Report how many lines contain "mashhur". Give the number and nothing else.

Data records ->

::::::::::

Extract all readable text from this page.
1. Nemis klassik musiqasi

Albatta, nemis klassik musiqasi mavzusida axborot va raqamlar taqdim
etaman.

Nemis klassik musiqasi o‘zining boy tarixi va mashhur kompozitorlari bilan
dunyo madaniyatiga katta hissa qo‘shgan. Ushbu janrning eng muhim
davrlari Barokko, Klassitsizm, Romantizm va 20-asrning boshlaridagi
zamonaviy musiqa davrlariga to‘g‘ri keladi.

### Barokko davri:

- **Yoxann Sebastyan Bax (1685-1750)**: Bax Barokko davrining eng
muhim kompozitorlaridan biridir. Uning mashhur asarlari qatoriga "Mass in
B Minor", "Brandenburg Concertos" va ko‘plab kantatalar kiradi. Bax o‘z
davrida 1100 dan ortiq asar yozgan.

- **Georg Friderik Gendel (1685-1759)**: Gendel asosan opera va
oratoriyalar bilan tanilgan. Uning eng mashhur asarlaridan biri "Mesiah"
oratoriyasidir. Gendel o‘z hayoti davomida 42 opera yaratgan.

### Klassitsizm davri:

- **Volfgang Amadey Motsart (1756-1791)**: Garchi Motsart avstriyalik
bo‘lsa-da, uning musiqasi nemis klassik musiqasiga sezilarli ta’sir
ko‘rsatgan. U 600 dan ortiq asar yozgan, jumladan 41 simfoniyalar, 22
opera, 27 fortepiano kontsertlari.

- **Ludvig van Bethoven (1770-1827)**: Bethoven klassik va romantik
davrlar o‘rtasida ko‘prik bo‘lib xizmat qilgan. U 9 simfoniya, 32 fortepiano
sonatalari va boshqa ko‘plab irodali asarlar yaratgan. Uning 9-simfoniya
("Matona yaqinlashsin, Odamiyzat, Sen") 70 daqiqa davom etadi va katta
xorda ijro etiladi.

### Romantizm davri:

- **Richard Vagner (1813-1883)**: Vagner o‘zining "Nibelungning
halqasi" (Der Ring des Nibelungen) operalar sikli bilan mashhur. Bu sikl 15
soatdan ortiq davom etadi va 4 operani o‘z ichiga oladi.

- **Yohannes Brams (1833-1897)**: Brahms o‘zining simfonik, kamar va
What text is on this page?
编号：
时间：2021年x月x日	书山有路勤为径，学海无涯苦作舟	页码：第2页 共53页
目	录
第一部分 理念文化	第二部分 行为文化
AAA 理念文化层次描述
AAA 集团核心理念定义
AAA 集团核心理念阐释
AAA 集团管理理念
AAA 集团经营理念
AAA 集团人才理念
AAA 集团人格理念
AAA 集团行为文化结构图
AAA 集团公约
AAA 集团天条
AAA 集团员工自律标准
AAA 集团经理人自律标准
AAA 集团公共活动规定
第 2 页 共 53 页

::::::::::

FULL RESPONSE ->
4